### WHAT YOU NEED TO DO
Before handling the entries, reproduce verbatim the part of the passage on outcome analysis in vascular prevention trials that opens with the words containing "Randomised controlled trials in" and closes with "determined by severity.".

### SELECTED EXTRACT
= = = =
Randomised controlled trials in vascular prevention typically use binary events as the primary outcome. However, this practice is statistically inefficient and gives no indication of the severity of the event. Hypothetically, outcomes could be polychotomised, with ordering determined by severity.

The primary aim of this study was to identify the most efficient type of outcome and analysis technique using individual patient data from randomised controlled trials. Another aim was then to review the use of these approaches on other vascular event outcomes; done using data from the TARDIS trial, the first trial to use an ordinal event measure as the primary outcome. An additional consideration was that some trials use a composite outcome as the primary measure. Therefore, a third aim was to determine if severity data can be incorporated here as well and whether to analyse these novel outcomes using standard methods or global analysis techniques, which can analyse multiple outcome measures at once to determine an overall effect.

Chief investigators of vascular prevention trials were asked to share individual participant data. Binary and ordinal extensions of vascular outcomes were then developed and analysed using methods including binary logistic regression, bootstrapping, Chi-Square, Cochran-Armitage trend test, Cox proportional hazards, Mann-Whitney U, median test, multiple linear regression, ordinal logistic regression, t-test and the Win Ratio test. Regressions were performed adjusted and unadjusted. Global analysis techniques included the Wei-Lachin test (for ordinal/continuous outcomes), the Wald test (for binary outcomes) and the Hotelling’s T2 test (for continuous outcomes). Once the appropriate tests has been performed the resulting p-values were ordered within each trial set and given a rank, with the smallest p-value given the top rank. For the primary and global analyses the Freidman and Duncan’s multiple range tests were then performed to identify significant differences between statistical methods. In the case of the TARDIS trial analysis, the ranks of the p-values were compared using heat maps.

Data from 35 trials (257,749 patients) were shared, thirteen trials had multiple comparator arms, resulting in 59 datasets. The most commonly shared outcomes were stroke, myocardial infarction (MI) and bleeding. When compared against analysis methods performed on their binary counterparts (event/no-event), the analyses performed on the extended outcomes tended to be more efficient; e.g. Mann-Whitney U for stroke and MI outcomes (both p<0.0001) and multiple regression for bleeding event outcomes (P<0.0001).

As for the TARDIS analysis, ordinal versions of vascular event outcomes were created in 3096 participants for stroke, MI, major cardiac events, bleeding events, serious adverse events and venous thromboembolism (VTE), with 32 outcomes being created overall (29 in the subgroup population due to the absence of VTE events). Overall, tests run on the ordinal outcome appeared more efficient for 20/32 (63%) of the analyses in comparison with binary tests. 764 (24.7%) participants were recruited within 24 hours of a mild stroke/TIA; again, tests run on ordinal outcome were superior in 27/29 (93%) of the comparisons.
= = = =
### INFORMATION SUPPLIED
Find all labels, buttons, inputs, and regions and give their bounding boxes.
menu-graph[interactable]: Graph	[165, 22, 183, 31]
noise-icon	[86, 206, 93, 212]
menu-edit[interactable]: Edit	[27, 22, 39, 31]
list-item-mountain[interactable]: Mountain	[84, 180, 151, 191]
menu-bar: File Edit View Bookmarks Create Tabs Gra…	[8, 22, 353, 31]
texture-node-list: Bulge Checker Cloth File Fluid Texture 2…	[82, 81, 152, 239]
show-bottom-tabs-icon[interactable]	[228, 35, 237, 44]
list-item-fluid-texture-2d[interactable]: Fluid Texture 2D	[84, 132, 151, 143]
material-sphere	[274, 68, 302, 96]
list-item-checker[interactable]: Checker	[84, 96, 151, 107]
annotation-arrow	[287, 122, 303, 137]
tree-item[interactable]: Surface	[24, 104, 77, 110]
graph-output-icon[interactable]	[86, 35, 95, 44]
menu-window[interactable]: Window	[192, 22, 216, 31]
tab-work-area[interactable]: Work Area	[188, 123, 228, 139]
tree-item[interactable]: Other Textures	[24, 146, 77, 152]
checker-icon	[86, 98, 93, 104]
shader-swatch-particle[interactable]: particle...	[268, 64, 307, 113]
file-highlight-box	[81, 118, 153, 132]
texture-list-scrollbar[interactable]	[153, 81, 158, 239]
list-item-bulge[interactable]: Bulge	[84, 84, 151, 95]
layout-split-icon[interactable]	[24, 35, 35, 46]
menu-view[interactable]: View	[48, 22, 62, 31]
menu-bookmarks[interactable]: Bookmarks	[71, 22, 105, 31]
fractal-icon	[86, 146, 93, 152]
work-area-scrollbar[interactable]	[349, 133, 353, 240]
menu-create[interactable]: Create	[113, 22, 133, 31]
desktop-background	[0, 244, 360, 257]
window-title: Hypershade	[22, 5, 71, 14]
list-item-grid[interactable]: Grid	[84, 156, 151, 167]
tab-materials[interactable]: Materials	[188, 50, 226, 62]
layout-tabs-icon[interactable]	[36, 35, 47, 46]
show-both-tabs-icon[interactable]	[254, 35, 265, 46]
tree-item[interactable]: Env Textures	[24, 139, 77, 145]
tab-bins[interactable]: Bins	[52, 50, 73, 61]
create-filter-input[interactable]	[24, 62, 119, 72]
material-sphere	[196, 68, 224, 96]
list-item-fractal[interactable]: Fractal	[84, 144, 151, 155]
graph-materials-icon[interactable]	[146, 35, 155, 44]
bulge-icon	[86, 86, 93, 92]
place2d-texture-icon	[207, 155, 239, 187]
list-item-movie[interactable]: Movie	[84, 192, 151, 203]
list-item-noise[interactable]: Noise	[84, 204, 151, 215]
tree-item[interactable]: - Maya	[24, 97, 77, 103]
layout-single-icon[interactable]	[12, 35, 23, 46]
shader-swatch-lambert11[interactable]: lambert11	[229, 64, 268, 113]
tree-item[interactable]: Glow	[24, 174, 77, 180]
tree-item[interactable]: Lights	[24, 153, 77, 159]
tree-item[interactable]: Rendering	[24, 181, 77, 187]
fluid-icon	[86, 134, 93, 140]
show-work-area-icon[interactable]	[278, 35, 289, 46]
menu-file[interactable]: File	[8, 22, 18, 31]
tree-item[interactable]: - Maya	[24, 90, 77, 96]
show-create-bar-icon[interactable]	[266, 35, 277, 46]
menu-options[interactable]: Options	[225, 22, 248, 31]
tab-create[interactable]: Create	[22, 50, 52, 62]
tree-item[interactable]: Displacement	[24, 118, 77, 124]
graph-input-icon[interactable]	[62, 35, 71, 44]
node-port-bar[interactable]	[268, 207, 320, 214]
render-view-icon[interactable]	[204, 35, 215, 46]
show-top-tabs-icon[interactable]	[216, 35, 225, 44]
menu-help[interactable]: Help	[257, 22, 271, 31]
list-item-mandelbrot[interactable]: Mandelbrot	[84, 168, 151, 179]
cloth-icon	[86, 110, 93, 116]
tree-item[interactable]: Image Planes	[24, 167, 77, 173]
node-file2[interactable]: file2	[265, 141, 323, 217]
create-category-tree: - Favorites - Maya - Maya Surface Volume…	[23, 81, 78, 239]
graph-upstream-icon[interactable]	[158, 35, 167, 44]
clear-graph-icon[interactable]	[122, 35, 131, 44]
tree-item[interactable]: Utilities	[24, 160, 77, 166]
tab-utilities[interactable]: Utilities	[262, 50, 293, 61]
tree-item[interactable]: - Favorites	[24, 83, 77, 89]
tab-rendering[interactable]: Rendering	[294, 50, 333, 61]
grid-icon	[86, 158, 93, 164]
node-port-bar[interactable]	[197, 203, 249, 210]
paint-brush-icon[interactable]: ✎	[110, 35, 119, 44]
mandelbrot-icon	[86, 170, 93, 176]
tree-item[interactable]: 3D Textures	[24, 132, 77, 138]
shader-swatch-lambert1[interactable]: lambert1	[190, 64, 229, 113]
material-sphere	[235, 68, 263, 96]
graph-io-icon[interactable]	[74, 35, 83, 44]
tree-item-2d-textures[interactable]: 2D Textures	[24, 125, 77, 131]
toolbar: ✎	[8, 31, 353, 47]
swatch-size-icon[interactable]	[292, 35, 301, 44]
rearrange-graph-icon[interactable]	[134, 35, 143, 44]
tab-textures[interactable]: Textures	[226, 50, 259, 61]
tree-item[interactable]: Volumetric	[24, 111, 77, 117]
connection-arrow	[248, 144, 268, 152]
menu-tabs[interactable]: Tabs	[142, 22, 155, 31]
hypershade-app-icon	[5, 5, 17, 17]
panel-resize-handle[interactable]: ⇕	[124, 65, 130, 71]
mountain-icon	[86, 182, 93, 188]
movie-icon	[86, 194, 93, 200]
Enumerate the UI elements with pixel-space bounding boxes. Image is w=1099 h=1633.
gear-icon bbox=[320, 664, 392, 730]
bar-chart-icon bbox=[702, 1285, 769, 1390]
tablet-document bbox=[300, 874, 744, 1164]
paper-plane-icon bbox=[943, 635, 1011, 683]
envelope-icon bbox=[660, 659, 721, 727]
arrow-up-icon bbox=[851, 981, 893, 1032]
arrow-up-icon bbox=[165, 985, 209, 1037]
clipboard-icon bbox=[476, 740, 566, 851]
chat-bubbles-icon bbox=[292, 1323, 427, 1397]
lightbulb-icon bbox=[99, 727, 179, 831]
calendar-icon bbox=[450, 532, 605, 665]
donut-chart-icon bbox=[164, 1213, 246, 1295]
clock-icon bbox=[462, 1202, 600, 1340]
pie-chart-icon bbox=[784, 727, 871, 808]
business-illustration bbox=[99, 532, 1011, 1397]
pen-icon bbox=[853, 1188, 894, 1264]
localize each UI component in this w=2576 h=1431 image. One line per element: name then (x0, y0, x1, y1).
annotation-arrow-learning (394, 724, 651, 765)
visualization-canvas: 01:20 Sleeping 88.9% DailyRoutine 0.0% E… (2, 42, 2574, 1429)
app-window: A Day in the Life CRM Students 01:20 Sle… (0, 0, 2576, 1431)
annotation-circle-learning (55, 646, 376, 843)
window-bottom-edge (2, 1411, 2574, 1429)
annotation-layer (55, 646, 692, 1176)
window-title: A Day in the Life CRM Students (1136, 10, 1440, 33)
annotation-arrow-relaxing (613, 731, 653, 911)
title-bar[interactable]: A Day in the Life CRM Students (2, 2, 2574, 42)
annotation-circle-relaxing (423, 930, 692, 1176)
= = = =
### EXPECTED OUTPUT
Randomised controlled trials in vascular prevention typically use binary events as the primary outcome. However, this practice is statistically inefficient and gives no indication of the severity of the event. Hypothetically, outcomes could be polychotomised, with ordering determined by severity.